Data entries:
::::

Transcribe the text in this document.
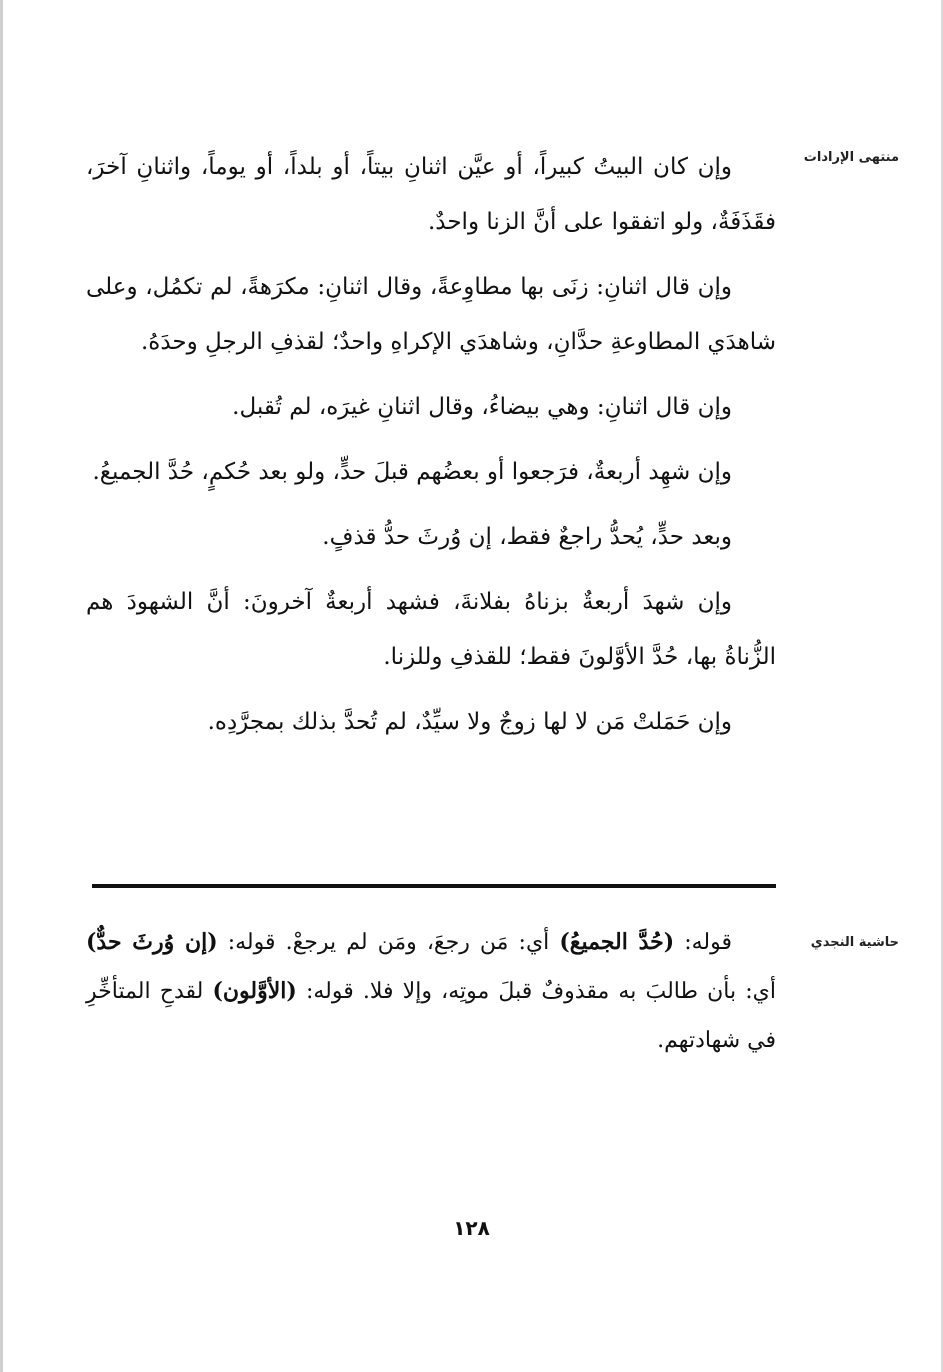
منتهى الإرادات

وإن كان البيتُ كبيراً، أو عيَّن اثنانِ بيتاً، أو بلداً، أو يوماً، واثنانِ آخرَ، فقَذَفَةٌ، ولو اتفقوا على أنَّ الزنا واحدٌ.

وإن قال اثنانِ: زنَى بها مطاوِعةً، وقال اثنانِ: مكرَهةً، لم تكمُل، وعلى شاهدَي المطاوعةِ حدَّانِ، وشاهدَي الإكراهِ واحدٌ؛ لقذفِ الرجلِ وحدَهُ.

وإن قال اثنانِ: وهي بيضاءُ، وقال اثنانِ غيرَه، لم تُقبل.

وإن شهِد أربعةٌ، فرَجعوا أو بعضُهم قبلَ حدٍّ، ولو بعد حُكمٍ، حُدَّ الجميعُ.

وبعد حدٍّ، يُحدُّ راجعٌ فقط، إن وُرثَ حدُّ قذفٍ.

وإن شهدَ أربعةٌ بزناهُ بفلانةَ، فشهد أربعةٌ آخرونَ: أنَّ الشهودَ هم الزُّناةُ بها، حُدَّ الأوَّلونَ فقط؛ للقذفِ وللزنا.

وإن حَمَلتْ مَن لا لها زوجٌ ولا سيِّدٌ، لم تُحدَّ بذلك بمجرَّدِه.

حاشية النجدي

قوله: (حُدَّ الجميعُ) أي: مَن رجعَ، ومَن لم يرجعْ. قوله: (إن وُرثَ حدٌّ) أي: بأن طالبَ به مقذوفٌ قبلَ موتِه، وإلا فلا. قوله: (الأوَّلون) لقدحِ المتأخِّرِ في شهادتهم.

١٢٨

::::

Your copy should repeat each entry above exactly but contain no pictures.

Transcribe the text in this document.
منتهى الإرادات

وإن كان البيتُ كبيراً، أو عيَّن اثنانِ بيتاً، أو بلداً، أو يوماً، واثنانِ آخرَ، فقَذَفَةٌ، ولو اتفقوا على أنَّ الزنا واحدٌ.

وإن قال اثنانِ: زنَى بها مطاوِعةً، وقال اثنانِ: مكرَهةً، لم تكمُل، وعلى شاهدَي المطاوعةِ حدَّانِ، وشاهدَي الإكراهِ واحدٌ؛ لقذفِ الرجلِ وحدَهُ.

وإن قال اثنانِ: وهي بيضاءُ، وقال اثنانِ غيرَه، لم تُقبل.

وإن شهِد أربعةٌ، فرَجعوا أو بعضُهم قبلَ حدٍّ، ولو بعد حُكمٍ، حُدَّ الجميعُ.

وبعد حدٍّ، يُحدُّ راجعٌ فقط، إن وُرثَ حدُّ قذفٍ.

وإن شهدَ أربعةٌ بزناهُ بفلانةَ، فشهد أربعةٌ آخرونَ: أنَّ الشهودَ هم الزُّناةُ بها، حُدَّ الأوَّلونَ فقط؛ للقذفِ وللزنا.

وإن حَمَلتْ مَن لا لها زوجٌ ولا سيِّدٌ، لم تُحدَّ بذلك بمجرَّدِه.

حاشية النجدي

قوله: (حُدَّ الجميعُ) أي: مَن رجعَ، ومَن لم يرجعْ. قوله: (إن وُرثَ حدٌّ) أي: بأن طالبَ به مقذوفٌ قبلَ موتِه، وإلا فلا. قوله: (الأوَّلون) لقدحِ المتأخِّرِ في شهادتهم.

١٢٨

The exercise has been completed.